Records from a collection
● ● ● ●
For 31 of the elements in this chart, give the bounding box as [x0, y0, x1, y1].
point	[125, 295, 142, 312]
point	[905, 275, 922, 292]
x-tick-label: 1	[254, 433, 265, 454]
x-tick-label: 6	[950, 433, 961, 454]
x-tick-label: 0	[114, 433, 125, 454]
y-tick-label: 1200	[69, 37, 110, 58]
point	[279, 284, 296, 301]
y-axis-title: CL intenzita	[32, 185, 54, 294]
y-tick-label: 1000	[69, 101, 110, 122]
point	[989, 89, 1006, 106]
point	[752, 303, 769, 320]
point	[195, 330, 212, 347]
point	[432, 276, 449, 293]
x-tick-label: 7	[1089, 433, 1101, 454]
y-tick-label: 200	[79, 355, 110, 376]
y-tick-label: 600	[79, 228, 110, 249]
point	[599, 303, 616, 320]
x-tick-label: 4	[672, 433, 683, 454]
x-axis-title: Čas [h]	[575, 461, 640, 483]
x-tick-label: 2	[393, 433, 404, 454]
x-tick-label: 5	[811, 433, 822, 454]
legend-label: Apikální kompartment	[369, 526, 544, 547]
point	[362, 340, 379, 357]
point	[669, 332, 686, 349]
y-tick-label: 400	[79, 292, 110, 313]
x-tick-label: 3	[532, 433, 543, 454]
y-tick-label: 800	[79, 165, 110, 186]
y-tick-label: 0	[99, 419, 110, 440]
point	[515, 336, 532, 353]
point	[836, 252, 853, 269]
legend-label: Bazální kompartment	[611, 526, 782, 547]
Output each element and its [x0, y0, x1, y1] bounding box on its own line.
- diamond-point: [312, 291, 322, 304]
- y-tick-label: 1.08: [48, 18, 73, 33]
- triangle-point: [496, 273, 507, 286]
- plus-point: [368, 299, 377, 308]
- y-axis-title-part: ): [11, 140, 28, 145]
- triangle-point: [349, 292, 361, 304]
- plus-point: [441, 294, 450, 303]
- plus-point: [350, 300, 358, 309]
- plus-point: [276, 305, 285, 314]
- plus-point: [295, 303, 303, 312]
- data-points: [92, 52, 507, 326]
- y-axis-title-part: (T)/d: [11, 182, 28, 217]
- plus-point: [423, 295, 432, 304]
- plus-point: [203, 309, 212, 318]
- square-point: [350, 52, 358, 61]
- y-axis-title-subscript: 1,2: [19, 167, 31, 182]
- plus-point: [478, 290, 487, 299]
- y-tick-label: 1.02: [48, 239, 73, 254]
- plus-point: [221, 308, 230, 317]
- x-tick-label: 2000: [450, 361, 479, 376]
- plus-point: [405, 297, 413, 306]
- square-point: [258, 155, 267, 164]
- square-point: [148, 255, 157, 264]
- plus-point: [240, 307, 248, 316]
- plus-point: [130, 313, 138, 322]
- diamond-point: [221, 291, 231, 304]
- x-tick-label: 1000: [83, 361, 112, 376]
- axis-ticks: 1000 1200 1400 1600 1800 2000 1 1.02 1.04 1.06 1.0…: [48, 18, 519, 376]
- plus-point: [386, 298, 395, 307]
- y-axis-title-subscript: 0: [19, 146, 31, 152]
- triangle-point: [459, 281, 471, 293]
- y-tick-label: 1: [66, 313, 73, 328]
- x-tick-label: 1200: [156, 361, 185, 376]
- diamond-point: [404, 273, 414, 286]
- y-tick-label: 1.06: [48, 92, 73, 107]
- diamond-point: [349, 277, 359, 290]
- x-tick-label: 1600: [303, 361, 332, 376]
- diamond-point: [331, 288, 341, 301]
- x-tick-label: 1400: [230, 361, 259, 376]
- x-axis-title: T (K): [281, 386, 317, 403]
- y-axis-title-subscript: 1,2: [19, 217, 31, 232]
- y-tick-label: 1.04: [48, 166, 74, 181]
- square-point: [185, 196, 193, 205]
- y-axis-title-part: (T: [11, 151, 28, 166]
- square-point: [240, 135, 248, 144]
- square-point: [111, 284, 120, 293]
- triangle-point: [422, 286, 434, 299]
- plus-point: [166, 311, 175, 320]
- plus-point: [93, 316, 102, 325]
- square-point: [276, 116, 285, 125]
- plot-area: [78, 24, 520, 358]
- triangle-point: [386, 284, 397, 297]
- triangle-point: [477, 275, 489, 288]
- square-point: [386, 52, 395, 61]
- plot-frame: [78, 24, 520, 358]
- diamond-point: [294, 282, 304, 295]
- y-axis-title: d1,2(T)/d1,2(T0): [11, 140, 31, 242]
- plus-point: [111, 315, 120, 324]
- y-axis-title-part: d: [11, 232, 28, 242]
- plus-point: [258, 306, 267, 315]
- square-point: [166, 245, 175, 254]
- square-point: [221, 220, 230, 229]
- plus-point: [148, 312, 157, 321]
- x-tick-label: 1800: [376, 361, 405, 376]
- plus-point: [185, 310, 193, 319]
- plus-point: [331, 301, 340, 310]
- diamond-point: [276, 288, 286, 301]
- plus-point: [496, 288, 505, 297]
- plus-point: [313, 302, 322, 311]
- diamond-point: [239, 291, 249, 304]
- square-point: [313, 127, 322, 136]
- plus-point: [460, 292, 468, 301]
● ● ● ●
» **Goal**
Reproduce every line of the material above word for word, from the first line to the last.

» **In response**
For 31 of the elements in this chart, give the bounding box as [x0, y0, x1, y1].
point	[125, 295, 142, 312]
point	[905, 275, 922, 292]
x-tick-label: 1	[254, 433, 265, 454]
x-tick-label: 6	[950, 433, 961, 454]
x-tick-label: 0	[114, 433, 125, 454]
y-tick-label: 1200	[69, 37, 110, 58]
point	[279, 284, 296, 301]
y-axis-title: CL intenzita	[32, 185, 54, 294]
y-tick-label: 1000	[69, 101, 110, 122]
point	[989, 89, 1006, 106]
point	[752, 303, 769, 320]
point	[195, 330, 212, 347]
point	[432, 276, 449, 293]
x-tick-label: 7	[1089, 433, 1101, 454]
y-tick-label: 200	[79, 355, 110, 376]
y-tick-label: 600	[79, 228, 110, 249]
point	[599, 303, 616, 320]
x-tick-label: 4	[672, 433, 683, 454]
x-axis-title: Čas [h]	[575, 461, 640, 483]
x-tick-label: 2	[393, 433, 404, 454]
x-tick-label: 5	[811, 433, 822, 454]
legend-label: Apikální kompartment	[369, 526, 544, 547]
point	[362, 340, 379, 357]
point	[669, 332, 686, 349]
y-tick-label: 400	[79, 292, 110, 313]
x-tick-label: 3	[532, 433, 543, 454]
y-tick-label: 800	[79, 165, 110, 186]
y-tick-label: 0	[99, 419, 110, 440]
point	[515, 336, 532, 353]
point	[836, 252, 853, 269]
legend-label: Bazální kompartment	[611, 526, 782, 547]
Output each element and its [x0, y0, x1, y1] bounding box on its own line.
- diamond-point: [312, 291, 322, 304]
- y-tick-label: 1.08: [48, 18, 73, 33]
- triangle-point: [496, 273, 507, 286]
- plus-point: [368, 299, 377, 308]
- y-axis-title-part: ): [11, 140, 28, 145]
- triangle-point: [349, 292, 361, 304]
- plus-point: [441, 294, 450, 303]
- plus-point: [350, 300, 358, 309]
- plus-point: [276, 305, 285, 314]
- plus-point: [295, 303, 303, 312]
- data-points: [92, 52, 507, 326]
- y-axis-title-part: (T)/d: [11, 182, 28, 217]
- plus-point: [423, 295, 432, 304]
- plus-point: [203, 309, 212, 318]
- square-point: [350, 52, 358, 61]
- y-axis-title-subscript: 1,2: [19, 167, 31, 182]
- plus-point: [478, 290, 487, 299]
- y-tick-label: 1.02: [48, 239, 73, 254]
- plus-point: [221, 308, 230, 317]
- x-tick-label: 2000: [450, 361, 479, 376]
- plus-point: [405, 297, 413, 306]
- square-point: [258, 155, 267, 164]
- square-point: [148, 255, 157, 264]
- plus-point: [240, 307, 248, 316]
- plus-point: [130, 313, 138, 322]
- diamond-point: [221, 291, 231, 304]
- x-tick-label: 1000: [83, 361, 112, 376]
- axis-ticks: 1000 1200 1400 1600 1800 2000 1 1.02 1.04 1.06 1.0…: [48, 18, 519, 376]
- plus-point: [386, 298, 395, 307]
- y-axis-title-subscript: 0: [19, 146, 31, 152]
- triangle-point: [459, 281, 471, 293]
- y-tick-label: 1: [66, 313, 73, 328]
- x-tick-label: 1200: [156, 361, 185, 376]
- diamond-point: [404, 273, 414, 286]
- y-tick-label: 1.06: [48, 92, 73, 107]
- diamond-point: [349, 277, 359, 290]
- x-tick-label: 1600: [303, 361, 332, 376]
- diamond-point: [331, 288, 341, 301]
- x-tick-label: 1400: [230, 361, 259, 376]
- x-axis-title: T (K): [281, 386, 317, 403]
- y-axis-title-subscript: 1,2: [19, 217, 31, 232]
- y-tick-label: 1.04: [48, 166, 74, 181]
- square-point: [185, 196, 193, 205]
- y-axis-title-part: (T: [11, 151, 28, 166]
- square-point: [240, 135, 248, 144]
- square-point: [111, 284, 120, 293]
- triangle-point: [422, 286, 434, 299]
- plus-point: [166, 311, 175, 320]
- plus-point: [93, 316, 102, 325]
- square-point: [276, 116, 285, 125]
- plot-area: [78, 24, 520, 358]
- triangle-point: [386, 284, 397, 297]
- triangle-point: [477, 275, 489, 288]
- square-point: [386, 52, 395, 61]
- plot-frame: [78, 24, 520, 358]
- diamond-point: [294, 282, 304, 295]
- y-axis-title: d1,2(T)/d1,2(T0): [11, 140, 31, 242]
- plus-point: [111, 315, 120, 324]
- y-axis-title-part: d: [11, 232, 28, 242]
- plus-point: [258, 306, 267, 315]
- square-point: [166, 245, 175, 254]
- square-point: [221, 220, 230, 229]
- plus-point: [148, 312, 157, 321]
- x-tick-label: 1800: [376, 361, 405, 376]
- plus-point: [185, 310, 193, 319]
- plus-point: [331, 301, 340, 310]
- diamond-point: [276, 288, 286, 301]
- plus-point: [496, 288, 505, 297]
- plus-point: [313, 302, 322, 311]
- diamond-point: [239, 291, 249, 304]
- square-point: [313, 127, 322, 136]
- plus-point: [460, 292, 468, 301]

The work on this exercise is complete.